Stored data entries:
## BEGIN

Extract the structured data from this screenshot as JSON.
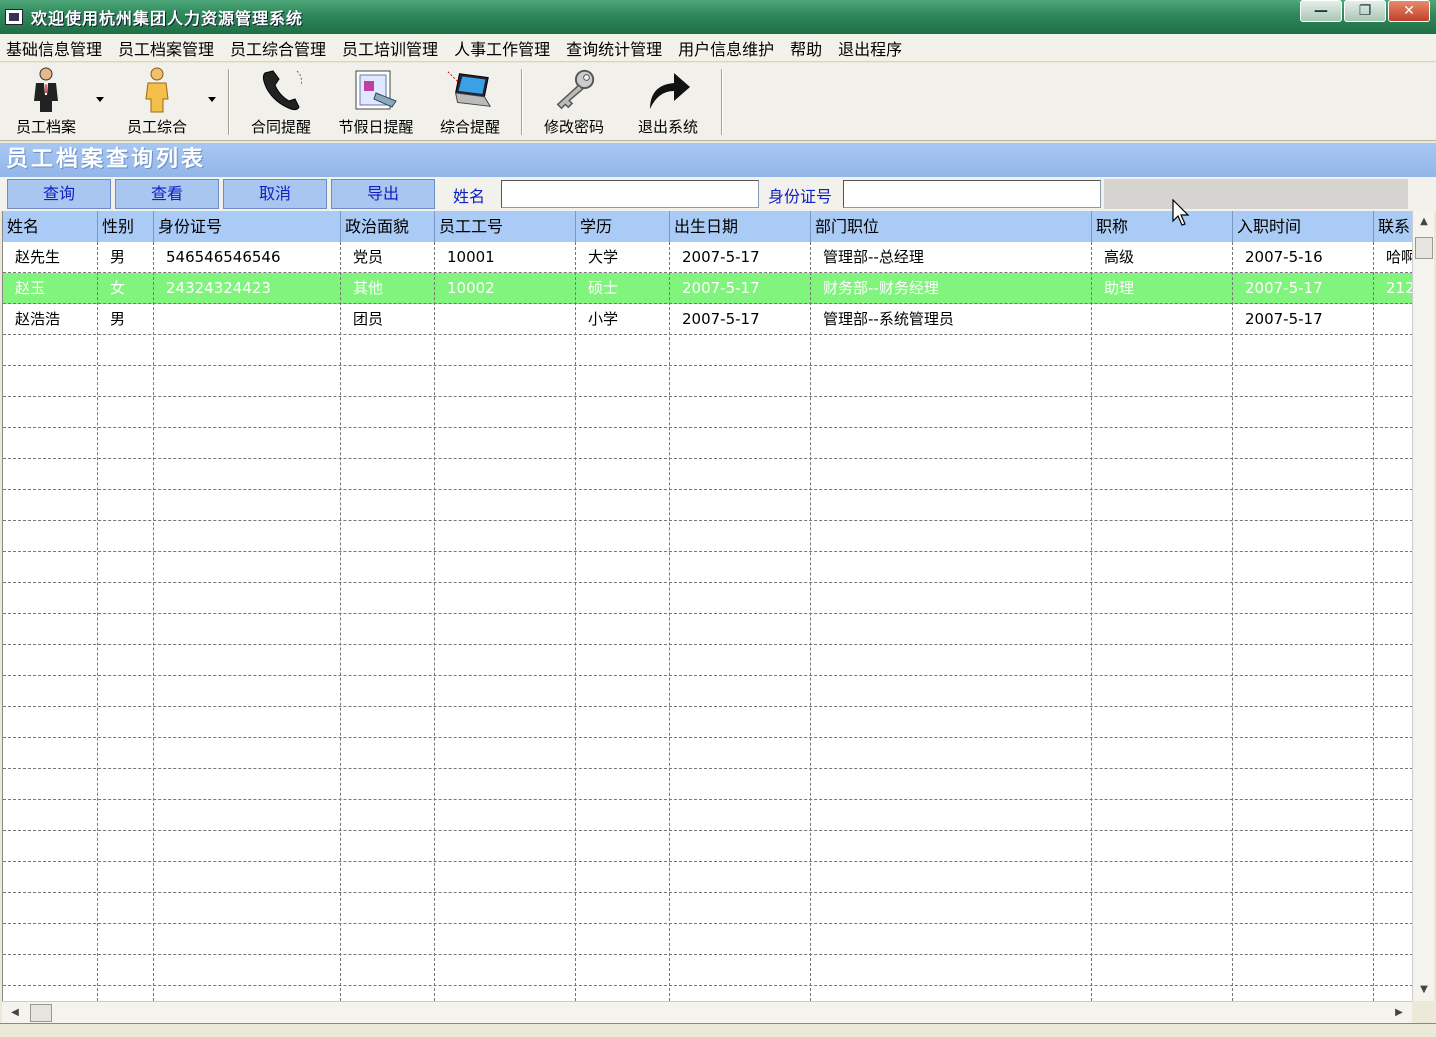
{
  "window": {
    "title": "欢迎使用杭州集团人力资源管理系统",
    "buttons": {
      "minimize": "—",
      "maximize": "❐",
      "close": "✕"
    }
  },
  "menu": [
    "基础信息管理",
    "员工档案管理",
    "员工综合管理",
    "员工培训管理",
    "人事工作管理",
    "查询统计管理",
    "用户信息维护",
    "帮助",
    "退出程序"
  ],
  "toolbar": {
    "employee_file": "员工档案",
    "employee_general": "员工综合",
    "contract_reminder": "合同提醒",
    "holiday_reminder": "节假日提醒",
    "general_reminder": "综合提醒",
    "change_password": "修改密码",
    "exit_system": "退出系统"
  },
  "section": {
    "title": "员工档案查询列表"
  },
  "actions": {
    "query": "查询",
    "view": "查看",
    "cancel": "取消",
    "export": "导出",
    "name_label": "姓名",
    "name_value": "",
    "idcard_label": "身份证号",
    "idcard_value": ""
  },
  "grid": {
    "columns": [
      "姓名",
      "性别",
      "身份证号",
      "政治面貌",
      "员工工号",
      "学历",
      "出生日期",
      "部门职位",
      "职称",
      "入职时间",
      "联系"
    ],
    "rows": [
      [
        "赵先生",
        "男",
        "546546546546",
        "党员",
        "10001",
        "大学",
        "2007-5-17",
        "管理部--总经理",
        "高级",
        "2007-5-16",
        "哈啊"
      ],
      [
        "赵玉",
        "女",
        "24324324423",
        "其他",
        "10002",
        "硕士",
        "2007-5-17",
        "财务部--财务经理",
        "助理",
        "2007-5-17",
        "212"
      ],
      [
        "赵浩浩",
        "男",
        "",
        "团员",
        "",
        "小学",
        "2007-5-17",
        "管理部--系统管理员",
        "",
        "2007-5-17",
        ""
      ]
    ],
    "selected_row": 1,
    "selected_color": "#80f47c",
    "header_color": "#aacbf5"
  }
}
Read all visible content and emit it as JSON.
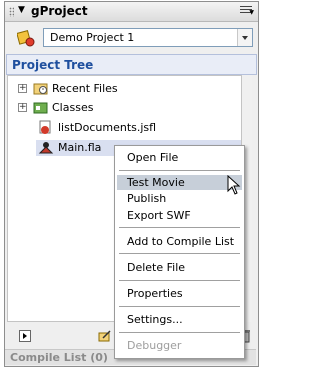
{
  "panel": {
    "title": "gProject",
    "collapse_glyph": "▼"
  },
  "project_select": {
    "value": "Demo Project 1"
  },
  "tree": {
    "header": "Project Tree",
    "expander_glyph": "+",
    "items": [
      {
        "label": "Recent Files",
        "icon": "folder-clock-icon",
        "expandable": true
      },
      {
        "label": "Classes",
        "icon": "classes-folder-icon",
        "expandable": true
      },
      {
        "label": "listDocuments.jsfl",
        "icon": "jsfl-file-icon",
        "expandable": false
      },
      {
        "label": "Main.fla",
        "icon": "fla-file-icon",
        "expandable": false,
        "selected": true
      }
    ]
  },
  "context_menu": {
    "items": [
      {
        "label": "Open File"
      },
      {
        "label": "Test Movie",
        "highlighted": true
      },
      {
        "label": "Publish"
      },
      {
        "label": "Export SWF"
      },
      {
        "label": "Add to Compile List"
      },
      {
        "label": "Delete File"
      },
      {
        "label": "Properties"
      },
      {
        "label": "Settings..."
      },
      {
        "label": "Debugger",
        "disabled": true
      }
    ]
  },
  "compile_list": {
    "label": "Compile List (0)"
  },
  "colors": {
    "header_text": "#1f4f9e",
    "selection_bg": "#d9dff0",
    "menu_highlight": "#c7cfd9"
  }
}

## END
## BEGIN

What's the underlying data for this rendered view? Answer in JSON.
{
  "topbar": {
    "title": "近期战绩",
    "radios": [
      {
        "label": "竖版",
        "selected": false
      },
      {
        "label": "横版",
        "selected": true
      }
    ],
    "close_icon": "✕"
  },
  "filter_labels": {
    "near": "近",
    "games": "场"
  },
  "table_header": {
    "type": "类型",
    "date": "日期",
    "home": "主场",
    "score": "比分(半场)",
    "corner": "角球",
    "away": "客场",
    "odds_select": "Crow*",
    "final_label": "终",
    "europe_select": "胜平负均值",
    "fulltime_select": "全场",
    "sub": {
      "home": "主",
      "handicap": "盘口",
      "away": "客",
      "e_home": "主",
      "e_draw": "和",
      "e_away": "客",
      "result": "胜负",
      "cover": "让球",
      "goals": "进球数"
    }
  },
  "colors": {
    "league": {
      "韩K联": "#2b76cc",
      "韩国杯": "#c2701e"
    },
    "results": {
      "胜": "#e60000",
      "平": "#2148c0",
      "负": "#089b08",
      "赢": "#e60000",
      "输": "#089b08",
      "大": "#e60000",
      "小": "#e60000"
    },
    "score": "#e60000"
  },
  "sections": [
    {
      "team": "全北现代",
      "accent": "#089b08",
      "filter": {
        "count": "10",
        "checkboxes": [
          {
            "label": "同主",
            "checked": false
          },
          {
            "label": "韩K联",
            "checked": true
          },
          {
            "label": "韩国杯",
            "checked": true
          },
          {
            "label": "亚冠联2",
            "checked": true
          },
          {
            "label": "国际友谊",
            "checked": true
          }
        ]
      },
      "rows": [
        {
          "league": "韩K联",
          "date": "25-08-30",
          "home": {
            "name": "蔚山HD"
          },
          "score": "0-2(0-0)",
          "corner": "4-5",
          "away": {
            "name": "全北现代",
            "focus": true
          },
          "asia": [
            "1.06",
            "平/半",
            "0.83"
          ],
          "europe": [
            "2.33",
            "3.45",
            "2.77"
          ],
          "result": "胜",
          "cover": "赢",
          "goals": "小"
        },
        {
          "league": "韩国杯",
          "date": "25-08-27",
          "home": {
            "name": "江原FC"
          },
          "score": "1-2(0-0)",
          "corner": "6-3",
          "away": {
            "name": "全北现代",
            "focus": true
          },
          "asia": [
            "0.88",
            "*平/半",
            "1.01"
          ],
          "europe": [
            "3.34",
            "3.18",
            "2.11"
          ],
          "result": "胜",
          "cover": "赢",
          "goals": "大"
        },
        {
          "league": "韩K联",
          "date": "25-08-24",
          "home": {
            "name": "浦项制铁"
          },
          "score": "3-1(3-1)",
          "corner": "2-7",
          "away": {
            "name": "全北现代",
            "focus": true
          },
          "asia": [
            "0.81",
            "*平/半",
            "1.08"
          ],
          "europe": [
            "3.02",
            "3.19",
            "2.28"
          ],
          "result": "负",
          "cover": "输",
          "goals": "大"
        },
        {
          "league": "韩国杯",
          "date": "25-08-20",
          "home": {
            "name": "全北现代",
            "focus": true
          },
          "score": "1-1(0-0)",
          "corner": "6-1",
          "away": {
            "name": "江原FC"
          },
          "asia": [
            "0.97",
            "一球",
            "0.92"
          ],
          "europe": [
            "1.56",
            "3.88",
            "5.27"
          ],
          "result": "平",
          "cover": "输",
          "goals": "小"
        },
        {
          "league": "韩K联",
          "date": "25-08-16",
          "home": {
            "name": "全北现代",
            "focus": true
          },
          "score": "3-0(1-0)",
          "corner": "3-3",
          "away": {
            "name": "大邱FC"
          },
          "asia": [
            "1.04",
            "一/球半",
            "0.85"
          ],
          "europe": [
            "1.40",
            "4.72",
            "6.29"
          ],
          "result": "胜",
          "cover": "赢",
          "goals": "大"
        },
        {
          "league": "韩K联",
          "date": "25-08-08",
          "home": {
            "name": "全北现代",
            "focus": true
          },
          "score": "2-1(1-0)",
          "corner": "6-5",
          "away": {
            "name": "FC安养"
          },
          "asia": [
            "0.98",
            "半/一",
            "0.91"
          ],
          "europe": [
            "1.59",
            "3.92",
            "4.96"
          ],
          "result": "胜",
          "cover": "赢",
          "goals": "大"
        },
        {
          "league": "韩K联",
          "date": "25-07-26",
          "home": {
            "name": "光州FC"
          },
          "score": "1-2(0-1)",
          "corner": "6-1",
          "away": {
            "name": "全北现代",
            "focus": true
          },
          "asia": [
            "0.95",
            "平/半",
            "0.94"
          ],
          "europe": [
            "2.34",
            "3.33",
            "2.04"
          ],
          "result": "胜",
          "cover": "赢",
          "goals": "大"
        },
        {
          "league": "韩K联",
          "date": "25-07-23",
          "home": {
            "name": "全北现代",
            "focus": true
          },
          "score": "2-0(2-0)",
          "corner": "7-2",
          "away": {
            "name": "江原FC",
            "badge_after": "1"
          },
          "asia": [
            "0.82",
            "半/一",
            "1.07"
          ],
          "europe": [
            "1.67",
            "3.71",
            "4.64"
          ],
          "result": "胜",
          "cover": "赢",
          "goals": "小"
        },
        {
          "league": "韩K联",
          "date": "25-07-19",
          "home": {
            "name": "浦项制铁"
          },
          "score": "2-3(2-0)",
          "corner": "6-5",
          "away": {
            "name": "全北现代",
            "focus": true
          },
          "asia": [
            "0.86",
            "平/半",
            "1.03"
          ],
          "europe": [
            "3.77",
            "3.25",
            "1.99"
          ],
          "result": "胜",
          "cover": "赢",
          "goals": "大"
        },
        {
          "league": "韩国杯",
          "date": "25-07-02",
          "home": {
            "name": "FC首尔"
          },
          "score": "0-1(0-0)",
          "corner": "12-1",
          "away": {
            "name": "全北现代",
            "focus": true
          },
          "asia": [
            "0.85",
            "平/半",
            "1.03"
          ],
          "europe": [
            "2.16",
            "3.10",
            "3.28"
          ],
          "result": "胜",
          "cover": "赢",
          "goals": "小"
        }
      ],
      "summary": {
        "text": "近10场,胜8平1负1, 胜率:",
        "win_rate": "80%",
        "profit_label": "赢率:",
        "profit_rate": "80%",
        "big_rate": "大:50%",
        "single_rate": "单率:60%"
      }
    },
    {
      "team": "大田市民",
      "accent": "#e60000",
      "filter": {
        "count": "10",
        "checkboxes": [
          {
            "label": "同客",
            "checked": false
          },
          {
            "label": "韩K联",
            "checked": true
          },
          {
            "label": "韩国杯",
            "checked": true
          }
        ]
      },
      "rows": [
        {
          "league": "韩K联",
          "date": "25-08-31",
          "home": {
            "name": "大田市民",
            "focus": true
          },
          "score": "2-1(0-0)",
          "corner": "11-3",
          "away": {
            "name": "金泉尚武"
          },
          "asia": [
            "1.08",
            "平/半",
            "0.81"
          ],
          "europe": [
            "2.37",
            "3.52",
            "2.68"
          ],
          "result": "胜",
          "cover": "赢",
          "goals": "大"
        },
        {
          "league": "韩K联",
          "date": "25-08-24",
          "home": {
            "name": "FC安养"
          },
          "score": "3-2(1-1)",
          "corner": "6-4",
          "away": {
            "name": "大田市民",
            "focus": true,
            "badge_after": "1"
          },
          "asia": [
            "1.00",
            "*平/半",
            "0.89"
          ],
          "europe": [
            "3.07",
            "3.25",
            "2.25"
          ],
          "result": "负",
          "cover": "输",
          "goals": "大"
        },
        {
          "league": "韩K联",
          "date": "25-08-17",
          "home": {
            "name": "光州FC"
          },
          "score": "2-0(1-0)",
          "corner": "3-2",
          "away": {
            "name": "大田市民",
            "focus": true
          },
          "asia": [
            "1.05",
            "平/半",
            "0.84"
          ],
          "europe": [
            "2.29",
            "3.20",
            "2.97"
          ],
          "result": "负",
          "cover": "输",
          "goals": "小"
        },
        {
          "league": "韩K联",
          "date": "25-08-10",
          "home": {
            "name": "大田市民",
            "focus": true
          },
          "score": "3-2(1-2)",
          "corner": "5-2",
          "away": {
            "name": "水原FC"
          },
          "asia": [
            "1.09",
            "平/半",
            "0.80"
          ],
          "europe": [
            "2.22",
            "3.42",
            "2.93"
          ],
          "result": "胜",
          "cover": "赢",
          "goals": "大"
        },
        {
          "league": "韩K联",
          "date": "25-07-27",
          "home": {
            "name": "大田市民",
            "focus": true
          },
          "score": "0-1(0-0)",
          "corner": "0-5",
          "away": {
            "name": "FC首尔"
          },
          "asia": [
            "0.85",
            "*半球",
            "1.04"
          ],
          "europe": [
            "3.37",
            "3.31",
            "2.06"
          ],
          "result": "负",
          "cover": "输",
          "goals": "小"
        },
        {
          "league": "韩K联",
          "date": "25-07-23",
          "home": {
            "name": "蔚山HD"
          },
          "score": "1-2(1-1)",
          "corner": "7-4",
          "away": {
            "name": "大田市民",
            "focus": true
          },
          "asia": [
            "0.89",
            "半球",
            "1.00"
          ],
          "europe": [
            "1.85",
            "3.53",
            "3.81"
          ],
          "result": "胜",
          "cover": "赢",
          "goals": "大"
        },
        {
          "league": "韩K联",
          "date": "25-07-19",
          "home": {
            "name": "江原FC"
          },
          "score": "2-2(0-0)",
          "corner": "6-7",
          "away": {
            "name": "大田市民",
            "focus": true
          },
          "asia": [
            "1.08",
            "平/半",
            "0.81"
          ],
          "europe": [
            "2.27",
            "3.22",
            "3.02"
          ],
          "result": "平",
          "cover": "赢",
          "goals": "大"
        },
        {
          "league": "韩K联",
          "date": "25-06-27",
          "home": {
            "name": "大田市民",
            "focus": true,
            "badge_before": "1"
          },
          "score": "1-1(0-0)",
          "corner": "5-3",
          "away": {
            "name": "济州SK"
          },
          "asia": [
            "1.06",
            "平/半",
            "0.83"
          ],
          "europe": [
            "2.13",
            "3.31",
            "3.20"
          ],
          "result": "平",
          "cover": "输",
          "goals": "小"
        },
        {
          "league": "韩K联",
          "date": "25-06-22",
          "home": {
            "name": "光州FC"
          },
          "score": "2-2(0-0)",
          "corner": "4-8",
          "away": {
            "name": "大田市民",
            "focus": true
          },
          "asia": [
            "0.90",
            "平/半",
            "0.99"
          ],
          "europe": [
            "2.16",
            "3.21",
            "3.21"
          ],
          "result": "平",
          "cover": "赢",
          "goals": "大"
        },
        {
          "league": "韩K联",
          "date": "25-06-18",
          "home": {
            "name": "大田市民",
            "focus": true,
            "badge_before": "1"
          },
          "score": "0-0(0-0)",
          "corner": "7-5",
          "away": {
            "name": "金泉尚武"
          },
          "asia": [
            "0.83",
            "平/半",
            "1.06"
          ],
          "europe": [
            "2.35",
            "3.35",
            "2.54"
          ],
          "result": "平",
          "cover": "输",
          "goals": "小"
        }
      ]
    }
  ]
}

## END

TASK OBJECTIVE | Search the entries for "this" and copy out each line that has it.

FINISHED ANSWER |
Extract the structured data from this screenshot as JSON.
What's the underlying data for this rendered view? Answer in JSON.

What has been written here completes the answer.